## Provided data
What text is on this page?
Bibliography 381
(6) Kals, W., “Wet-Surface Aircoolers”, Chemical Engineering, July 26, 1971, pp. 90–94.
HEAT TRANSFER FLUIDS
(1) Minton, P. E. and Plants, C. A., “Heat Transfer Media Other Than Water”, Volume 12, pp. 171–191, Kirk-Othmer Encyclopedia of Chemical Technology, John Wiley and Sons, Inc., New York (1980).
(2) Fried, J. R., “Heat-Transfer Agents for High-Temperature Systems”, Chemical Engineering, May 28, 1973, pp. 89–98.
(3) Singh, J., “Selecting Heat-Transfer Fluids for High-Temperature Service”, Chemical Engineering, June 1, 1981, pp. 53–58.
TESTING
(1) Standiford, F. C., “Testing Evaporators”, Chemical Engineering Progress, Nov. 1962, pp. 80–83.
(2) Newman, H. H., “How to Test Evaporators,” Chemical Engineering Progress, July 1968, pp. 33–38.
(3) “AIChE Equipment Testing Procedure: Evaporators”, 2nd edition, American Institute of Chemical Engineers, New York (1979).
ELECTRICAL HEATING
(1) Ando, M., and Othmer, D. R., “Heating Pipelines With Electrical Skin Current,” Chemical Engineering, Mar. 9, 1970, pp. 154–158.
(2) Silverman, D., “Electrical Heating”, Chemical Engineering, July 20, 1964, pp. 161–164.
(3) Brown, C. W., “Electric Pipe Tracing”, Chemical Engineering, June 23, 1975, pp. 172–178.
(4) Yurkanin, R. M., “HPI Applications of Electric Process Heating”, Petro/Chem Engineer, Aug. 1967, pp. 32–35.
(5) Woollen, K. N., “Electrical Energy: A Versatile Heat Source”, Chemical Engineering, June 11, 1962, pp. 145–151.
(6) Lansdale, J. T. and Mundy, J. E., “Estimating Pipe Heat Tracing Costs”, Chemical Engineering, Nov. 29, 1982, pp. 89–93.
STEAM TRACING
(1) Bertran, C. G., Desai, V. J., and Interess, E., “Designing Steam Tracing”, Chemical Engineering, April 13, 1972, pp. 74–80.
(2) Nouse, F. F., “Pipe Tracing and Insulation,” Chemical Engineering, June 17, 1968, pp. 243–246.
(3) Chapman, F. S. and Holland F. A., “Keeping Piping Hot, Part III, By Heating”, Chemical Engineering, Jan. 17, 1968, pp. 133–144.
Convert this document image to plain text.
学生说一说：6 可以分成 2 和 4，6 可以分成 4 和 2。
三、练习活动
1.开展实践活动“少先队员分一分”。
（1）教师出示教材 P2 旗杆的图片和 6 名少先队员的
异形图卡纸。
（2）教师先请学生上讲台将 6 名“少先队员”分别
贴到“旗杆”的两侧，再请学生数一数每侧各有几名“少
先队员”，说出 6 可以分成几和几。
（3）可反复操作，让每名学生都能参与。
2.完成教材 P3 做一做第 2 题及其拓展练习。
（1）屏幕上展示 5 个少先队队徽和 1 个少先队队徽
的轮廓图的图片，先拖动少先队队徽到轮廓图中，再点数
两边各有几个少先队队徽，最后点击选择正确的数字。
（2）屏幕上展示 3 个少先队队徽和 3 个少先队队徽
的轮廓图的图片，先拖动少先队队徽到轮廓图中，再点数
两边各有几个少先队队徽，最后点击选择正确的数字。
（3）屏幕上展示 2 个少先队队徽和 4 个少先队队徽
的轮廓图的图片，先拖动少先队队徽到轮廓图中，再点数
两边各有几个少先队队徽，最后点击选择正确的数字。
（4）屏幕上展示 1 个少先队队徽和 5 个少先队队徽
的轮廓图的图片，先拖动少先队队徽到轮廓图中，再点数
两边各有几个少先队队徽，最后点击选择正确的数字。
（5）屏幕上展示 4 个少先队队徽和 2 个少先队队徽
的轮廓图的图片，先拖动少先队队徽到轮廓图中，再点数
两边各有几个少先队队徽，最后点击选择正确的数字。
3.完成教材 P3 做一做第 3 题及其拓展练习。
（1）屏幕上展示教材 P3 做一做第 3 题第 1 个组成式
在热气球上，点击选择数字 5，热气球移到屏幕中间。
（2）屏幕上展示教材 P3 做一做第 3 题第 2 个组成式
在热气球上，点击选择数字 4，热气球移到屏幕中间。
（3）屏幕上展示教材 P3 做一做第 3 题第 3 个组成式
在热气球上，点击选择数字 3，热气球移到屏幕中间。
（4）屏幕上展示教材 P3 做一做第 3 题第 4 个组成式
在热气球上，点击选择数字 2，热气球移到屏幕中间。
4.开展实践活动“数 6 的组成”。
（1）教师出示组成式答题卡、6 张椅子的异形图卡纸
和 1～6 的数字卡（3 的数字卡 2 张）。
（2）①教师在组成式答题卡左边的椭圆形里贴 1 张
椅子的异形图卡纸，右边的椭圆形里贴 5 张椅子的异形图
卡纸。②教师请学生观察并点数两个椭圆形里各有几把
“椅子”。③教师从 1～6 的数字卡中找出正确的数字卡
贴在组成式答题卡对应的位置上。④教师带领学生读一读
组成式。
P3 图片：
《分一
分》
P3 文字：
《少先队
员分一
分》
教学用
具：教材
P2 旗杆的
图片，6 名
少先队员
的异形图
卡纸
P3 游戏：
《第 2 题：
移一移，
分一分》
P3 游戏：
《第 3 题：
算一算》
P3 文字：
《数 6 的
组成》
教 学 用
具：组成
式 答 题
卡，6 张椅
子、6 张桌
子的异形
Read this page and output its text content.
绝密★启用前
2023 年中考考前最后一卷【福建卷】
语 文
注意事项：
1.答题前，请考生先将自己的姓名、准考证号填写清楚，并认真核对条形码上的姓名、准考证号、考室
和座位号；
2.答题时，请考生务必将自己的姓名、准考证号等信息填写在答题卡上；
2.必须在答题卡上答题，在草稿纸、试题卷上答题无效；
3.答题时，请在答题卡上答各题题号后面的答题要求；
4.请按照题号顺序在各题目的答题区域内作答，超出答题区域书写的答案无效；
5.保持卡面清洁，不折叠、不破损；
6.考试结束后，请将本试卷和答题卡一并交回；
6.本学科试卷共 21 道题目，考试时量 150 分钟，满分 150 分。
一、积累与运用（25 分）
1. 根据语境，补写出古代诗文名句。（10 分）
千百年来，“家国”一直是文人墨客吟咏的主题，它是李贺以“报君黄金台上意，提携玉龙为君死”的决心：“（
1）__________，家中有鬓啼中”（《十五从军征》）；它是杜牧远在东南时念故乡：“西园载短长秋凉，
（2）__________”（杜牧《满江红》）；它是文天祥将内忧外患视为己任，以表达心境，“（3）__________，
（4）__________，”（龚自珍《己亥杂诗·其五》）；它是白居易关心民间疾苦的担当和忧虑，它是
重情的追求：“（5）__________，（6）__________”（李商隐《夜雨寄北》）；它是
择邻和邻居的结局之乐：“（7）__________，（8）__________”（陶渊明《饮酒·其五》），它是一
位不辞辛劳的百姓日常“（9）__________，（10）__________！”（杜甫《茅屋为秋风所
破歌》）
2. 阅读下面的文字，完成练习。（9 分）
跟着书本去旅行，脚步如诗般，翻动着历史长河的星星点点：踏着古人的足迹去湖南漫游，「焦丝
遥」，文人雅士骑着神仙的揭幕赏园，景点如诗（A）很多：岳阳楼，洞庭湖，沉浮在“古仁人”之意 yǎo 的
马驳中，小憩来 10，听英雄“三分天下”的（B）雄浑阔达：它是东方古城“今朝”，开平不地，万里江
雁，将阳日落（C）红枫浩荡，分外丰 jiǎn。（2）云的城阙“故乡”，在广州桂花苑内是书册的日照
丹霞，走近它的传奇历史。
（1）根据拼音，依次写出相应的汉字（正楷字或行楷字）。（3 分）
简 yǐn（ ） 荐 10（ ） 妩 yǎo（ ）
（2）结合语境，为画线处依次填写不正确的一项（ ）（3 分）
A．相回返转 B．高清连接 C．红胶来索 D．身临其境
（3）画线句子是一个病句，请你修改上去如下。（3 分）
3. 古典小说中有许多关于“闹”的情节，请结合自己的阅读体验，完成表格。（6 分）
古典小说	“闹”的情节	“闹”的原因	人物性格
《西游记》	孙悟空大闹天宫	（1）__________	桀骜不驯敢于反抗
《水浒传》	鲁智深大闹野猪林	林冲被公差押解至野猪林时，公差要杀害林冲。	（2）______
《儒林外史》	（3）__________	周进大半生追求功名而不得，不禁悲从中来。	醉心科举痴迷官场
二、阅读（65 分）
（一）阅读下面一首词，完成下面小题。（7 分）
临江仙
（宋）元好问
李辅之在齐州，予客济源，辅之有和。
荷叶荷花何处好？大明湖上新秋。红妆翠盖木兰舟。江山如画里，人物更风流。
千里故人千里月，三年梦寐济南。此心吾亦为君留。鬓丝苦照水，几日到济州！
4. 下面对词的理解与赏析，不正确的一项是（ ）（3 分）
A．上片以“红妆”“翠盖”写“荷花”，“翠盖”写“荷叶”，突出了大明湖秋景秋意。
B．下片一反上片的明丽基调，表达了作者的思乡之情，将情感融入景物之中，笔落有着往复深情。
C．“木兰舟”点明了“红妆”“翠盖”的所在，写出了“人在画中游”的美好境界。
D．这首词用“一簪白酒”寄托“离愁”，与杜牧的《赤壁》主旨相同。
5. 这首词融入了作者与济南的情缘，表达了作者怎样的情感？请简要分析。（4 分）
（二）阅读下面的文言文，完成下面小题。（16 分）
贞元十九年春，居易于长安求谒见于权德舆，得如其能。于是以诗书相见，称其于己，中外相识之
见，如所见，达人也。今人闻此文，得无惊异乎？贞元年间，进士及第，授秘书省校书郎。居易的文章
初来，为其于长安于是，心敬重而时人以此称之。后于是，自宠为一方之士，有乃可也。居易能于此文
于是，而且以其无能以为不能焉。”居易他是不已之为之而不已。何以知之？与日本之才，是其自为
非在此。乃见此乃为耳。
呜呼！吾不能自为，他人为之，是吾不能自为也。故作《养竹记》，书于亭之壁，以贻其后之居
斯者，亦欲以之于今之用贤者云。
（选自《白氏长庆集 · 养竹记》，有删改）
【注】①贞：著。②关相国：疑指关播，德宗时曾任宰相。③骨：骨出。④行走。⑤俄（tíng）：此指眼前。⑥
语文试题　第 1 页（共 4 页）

## Problem to solve
Report how many lines above hold the string "做一做第", giving nothing but the number.

## Exercise answer
6